Problem to solve:
What follows is a set of records; restate each one word for word and drop the pictures.
· · ·
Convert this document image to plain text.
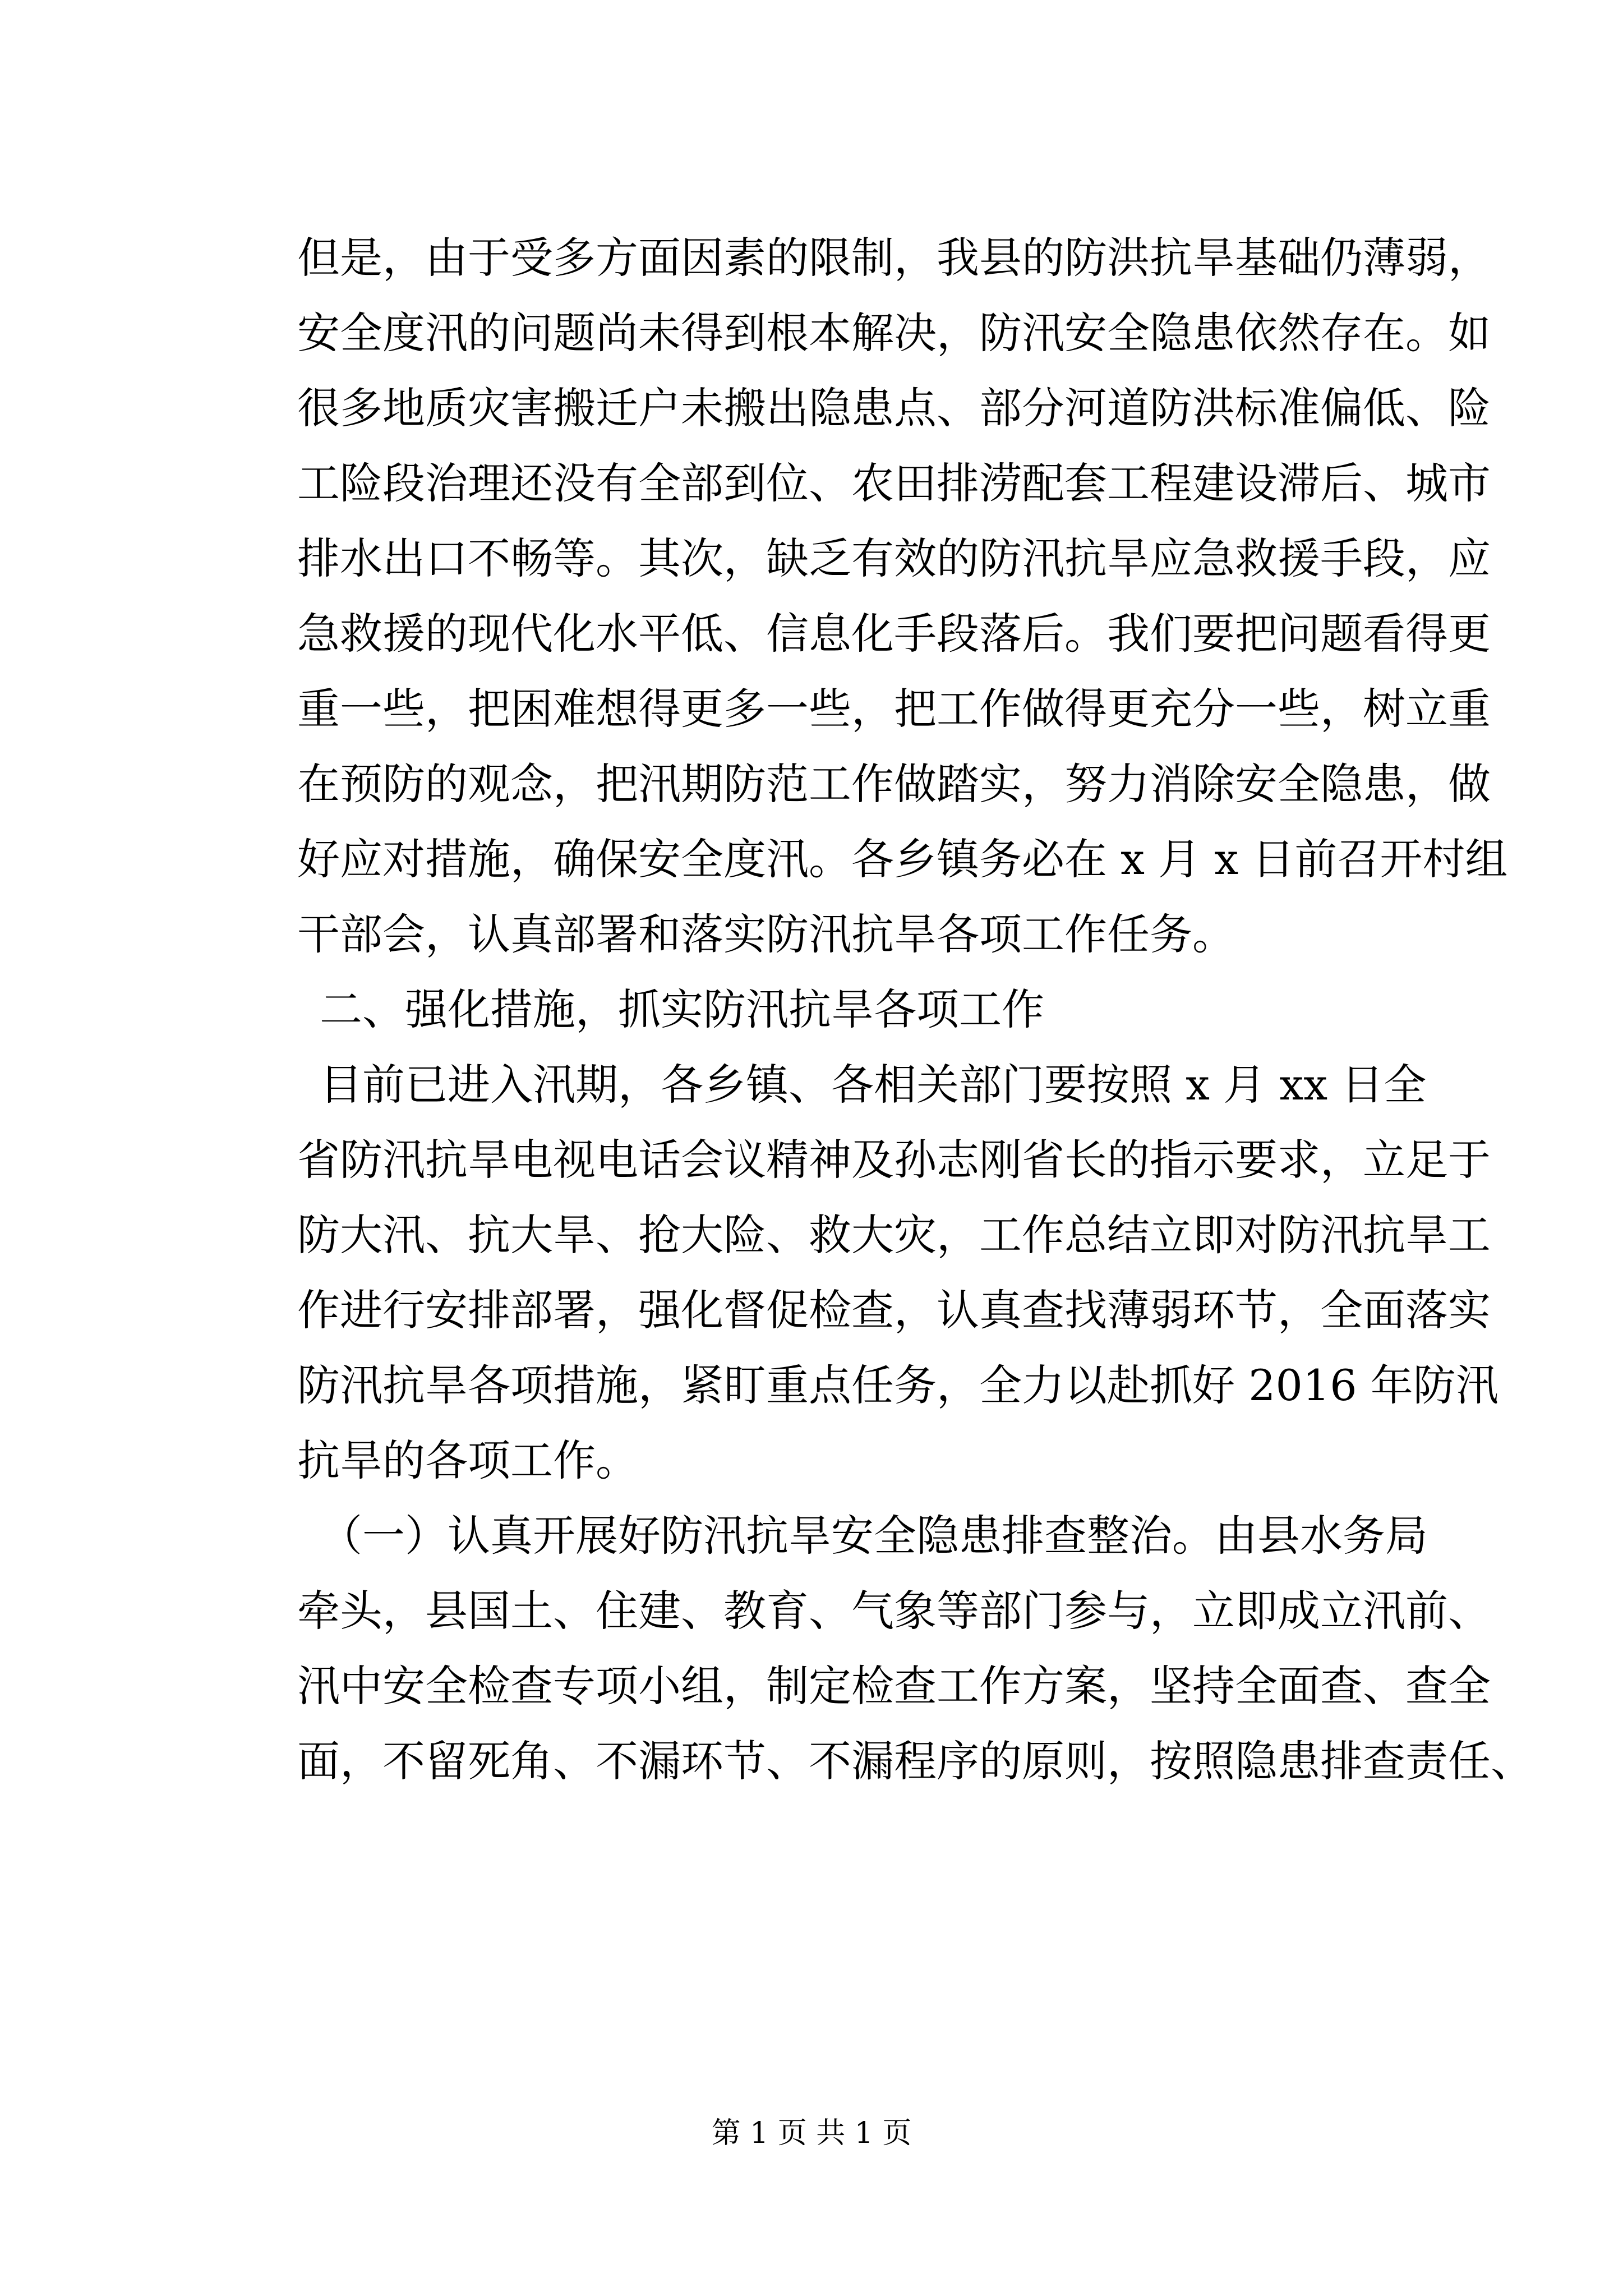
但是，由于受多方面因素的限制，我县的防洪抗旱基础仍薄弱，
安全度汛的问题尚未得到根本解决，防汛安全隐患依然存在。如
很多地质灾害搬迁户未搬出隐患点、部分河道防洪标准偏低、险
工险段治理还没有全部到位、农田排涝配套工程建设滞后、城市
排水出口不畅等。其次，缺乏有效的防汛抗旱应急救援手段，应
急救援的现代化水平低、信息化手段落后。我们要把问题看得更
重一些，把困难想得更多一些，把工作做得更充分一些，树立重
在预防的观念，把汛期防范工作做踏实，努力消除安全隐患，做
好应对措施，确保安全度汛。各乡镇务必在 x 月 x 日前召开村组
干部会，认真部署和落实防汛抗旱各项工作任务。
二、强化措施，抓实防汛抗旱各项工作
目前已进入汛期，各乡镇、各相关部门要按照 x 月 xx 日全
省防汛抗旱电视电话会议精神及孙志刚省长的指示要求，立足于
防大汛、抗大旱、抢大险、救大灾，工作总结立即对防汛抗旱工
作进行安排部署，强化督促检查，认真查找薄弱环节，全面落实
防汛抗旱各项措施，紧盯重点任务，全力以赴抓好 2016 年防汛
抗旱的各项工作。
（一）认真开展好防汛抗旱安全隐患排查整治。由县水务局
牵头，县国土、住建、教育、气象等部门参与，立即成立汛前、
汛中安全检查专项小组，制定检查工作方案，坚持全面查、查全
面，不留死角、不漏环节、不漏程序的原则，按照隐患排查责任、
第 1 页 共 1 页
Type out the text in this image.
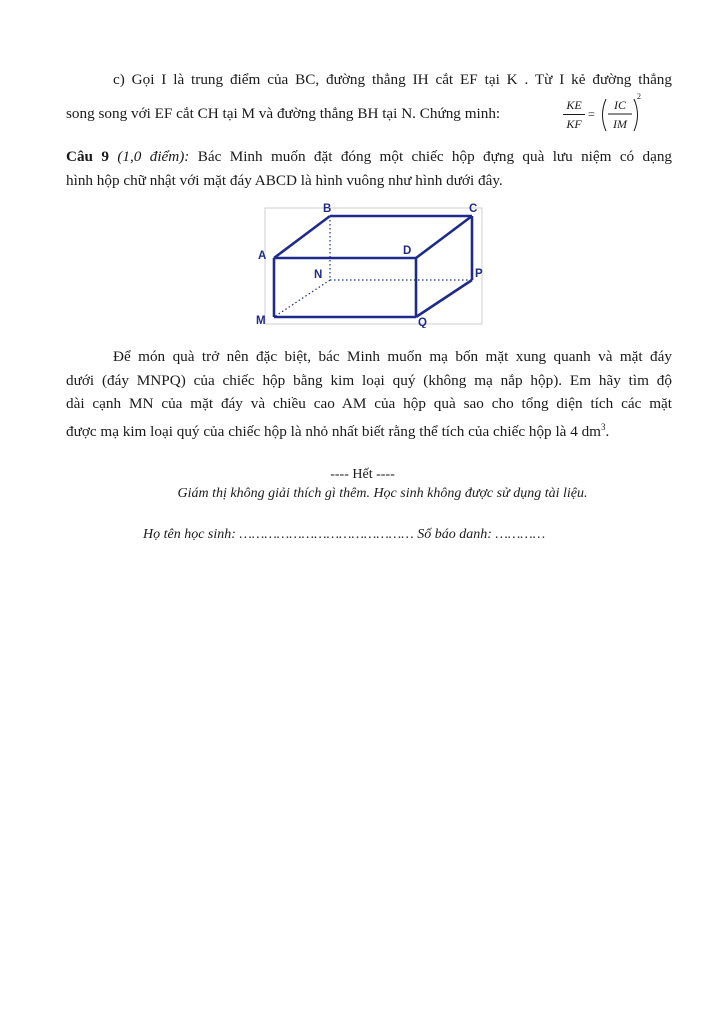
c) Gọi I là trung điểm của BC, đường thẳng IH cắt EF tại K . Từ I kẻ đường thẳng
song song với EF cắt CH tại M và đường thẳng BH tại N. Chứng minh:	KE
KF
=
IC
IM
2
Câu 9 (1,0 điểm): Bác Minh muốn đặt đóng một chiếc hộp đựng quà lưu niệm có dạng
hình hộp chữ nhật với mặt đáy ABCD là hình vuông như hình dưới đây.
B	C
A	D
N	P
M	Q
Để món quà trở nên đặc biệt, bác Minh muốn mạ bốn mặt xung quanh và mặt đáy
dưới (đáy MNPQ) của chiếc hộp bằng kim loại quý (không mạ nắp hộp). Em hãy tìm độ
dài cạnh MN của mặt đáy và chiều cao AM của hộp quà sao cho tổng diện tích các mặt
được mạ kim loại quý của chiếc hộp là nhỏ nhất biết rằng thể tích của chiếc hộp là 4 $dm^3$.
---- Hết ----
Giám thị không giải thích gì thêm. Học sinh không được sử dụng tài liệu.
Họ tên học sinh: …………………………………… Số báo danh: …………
· · ·
Response for this exercise:
Convert this document image to plain text.
但是，由于受多方面因素的限制，我县的防洪抗旱基础仍薄弱，
安全度汛的问题尚未得到根本解决，防汛安全隐患依然存在。如
很多地质灾害搬迁户未搬出隐患点、部分河道防洪标准偏低、险
工险段治理还没有全部到位、农田排涝配套工程建设滞后、城市
排水出口不畅等。其次，缺乏有效的防汛抗旱应急救援手段，应
急救援的现代化水平低、信息化手段落后。我们要把问题看得更
重一些，把困难想得更多一些，把工作做得更充分一些，树立重
在预防的观念，把汛期防范工作做踏实，努力消除安全隐患，做
好应对措施，确保安全度汛。各乡镇务必在 x 月 x 日前召开村组
干部会，认真部署和落实防汛抗旱各项工作任务。
二、强化措施，抓实防汛抗旱各项工作
目前已进入汛期，各乡镇、各相关部门要按照 x 月 xx 日全
省防汛抗旱电视电话会议精神及孙志刚省长的指示要求，立足于
防大汛、抗大旱、抢大险、救大灾，工作总结立即对防汛抗旱工
作进行安排部署，强化督促检查，认真查找薄弱环节，全面落实
防汛抗旱各项措施，紧盯重点任务，全力以赴抓好 2016 年防汛
抗旱的各项工作。
（一）认真开展好防汛抗旱安全隐患排查整治。由县水务局
牵头，县国土、住建、教育、气象等部门参与，立即成立汛前、
汛中安全检查专项小组，制定检查工作方案，坚持全面查、查全
面，不留死角、不漏环节、不漏程序的原则，按照隐患排查责任、
第 1 页 共 1 页
Type out the text in this image.
c) Gọi I là trung điểm của BC, đường thẳng IH cắt EF tại K . Từ I kẻ đường thẳng
song song với EF cắt CH tại M và đường thẳng BH tại N. Chứng minh:	KE
KF
=
IC
IM
2
Câu 9 (1,0 điểm): Bác Minh muốn đặt đóng một chiếc hộp đựng quà lưu niệm có dạng
hình hộp chữ nhật với mặt đáy ABCD là hình vuông như hình dưới đây.
B	C
A	D
N	P
M	Q
Để món quà trở nên đặc biệt, bác Minh muốn mạ bốn mặt xung quanh và mặt đáy
dưới (đáy MNPQ) của chiếc hộp bằng kim loại quý (không mạ nắp hộp). Em hãy tìm độ
dài cạnh MN của mặt đáy và chiều cao AM của hộp quà sao cho tổng diện tích các mặt
được mạ kim loại quý của chiếc hộp là nhỏ nhất biết rằng thể tích của chiếc hộp là 4 $dm^3$.
---- Hết ----
Giám thị không giải thích gì thêm. Học sinh không được sử dụng tài liệu.
Họ tên học sinh: …………………………………… Số báo danh: …………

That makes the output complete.